What you need to do >> Could you transcribe every record below exactly as written, leaving out any pictures?

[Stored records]
━━━━━━━━━━━━━━━━━━━━━━━━━━━━━━
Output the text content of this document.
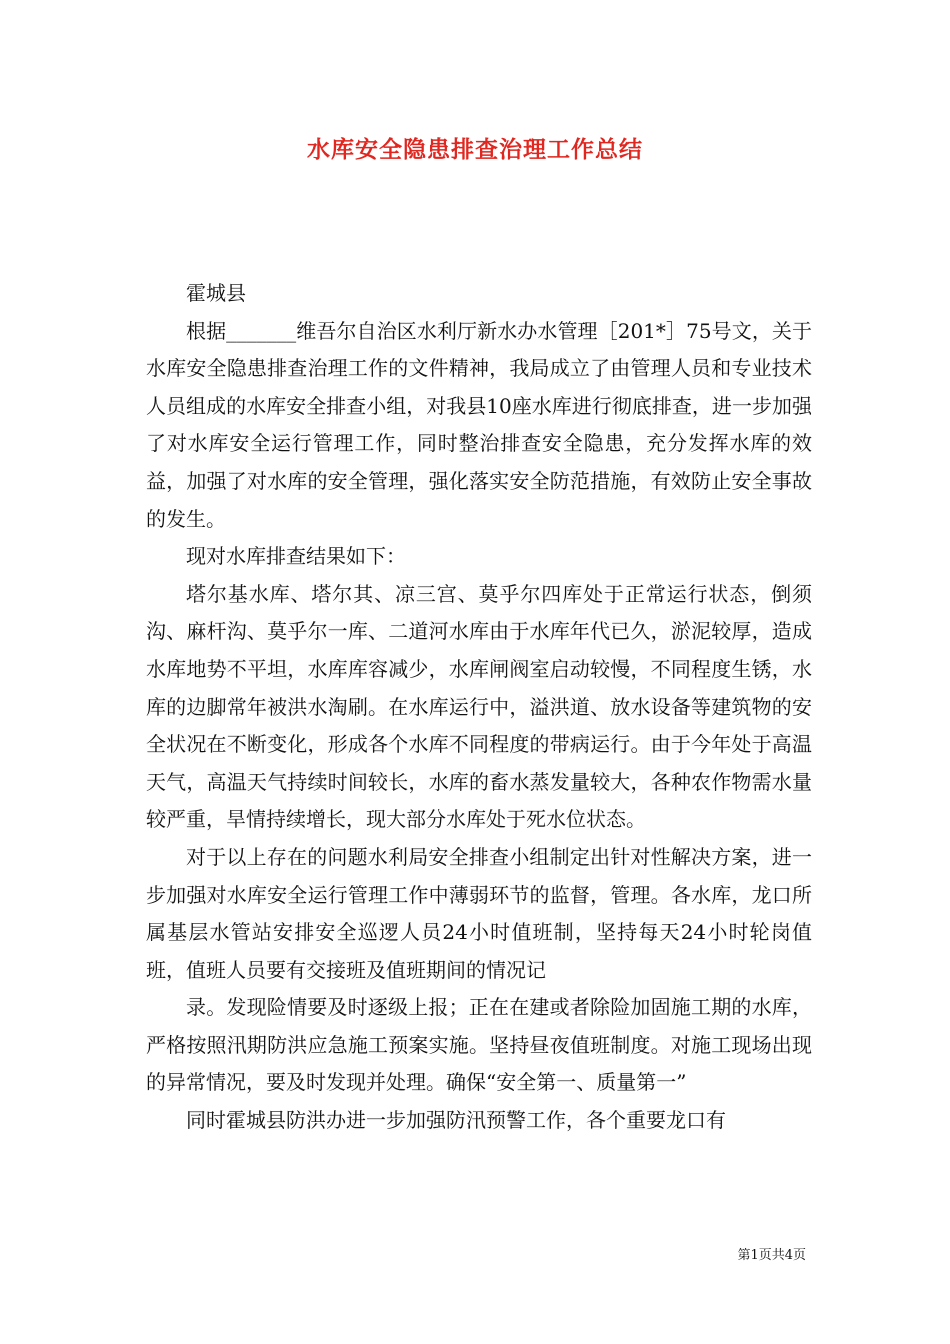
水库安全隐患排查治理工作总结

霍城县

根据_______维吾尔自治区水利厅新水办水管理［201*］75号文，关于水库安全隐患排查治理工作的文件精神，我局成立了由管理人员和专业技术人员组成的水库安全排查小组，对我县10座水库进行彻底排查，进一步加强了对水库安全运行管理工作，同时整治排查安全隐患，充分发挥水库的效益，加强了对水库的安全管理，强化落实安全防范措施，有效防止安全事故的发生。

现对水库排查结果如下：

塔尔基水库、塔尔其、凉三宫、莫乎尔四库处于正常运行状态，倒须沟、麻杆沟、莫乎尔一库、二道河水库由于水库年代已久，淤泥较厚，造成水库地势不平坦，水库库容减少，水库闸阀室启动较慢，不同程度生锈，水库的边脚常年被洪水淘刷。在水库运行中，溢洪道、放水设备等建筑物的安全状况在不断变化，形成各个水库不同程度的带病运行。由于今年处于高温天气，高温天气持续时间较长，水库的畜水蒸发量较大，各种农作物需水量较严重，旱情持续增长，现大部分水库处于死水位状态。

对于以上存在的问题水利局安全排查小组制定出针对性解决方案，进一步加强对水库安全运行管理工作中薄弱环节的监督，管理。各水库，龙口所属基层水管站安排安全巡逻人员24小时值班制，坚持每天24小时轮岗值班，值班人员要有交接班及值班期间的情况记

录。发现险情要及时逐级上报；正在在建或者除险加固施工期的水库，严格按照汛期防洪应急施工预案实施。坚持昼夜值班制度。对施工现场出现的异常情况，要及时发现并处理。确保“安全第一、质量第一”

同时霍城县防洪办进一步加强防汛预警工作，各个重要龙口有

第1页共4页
━━━━━━━━━━━━━━━━━━━━━━━━━━━━━━
Solution for this exercise >>
Output the text content of this document.
水库安全隐患排查治理工作总结

霍城县

根据_______维吾尔自治区水利厅新水办水管理［201*］75号文，关于水库安全隐患排查治理工作的文件精神，我局成立了由管理人员和专业技术人员组成的水库安全排查小组，对我县10座水库进行彻底排查，进一步加强了对水库安全运行管理工作，同时整治排查安全隐患，充分发挥水库的效益，加强了对水库的安全管理，强化落实安全防范措施，有效防止安全事故的发生。

现对水库排查结果如下：

塔尔基水库、塔尔其、凉三宫、莫乎尔四库处于正常运行状态，倒须沟、麻杆沟、莫乎尔一库、二道河水库由于水库年代已久，淤泥较厚，造成水库地势不平坦，水库库容减少，水库闸阀室启动较慢，不同程度生锈，水库的边脚常年被洪水淘刷。在水库运行中，溢洪道、放水设备等建筑物的安全状况在不断变化，形成各个水库不同程度的带病运行。由于今年处于高温天气，高温天气持续时间较长，水库的畜水蒸发量较大，各种农作物需水量较严重，旱情持续增长，现大部分水库处于死水位状态。

对于以上存在的问题水利局安全排查小组制定出针对性解决方案，进一步加强对水库安全运行管理工作中薄弱环节的监督，管理。各水库，龙口所属基层水管站安排安全巡逻人员24小时值班制，坚持每天24小时轮岗值班，值班人员要有交接班及值班期间的情况记

录。发现险情要及时逐级上报；正在在建或者除险加固施工期的水库，严格按照汛期防洪应急施工预案实施。坚持昼夜值班制度。对施工现场出现的异常情况，要及时发现并处理。确保“安全第一、质量第一”

同时霍城县防洪办进一步加强防汛预警工作，各个重要龙口有

第1页共4页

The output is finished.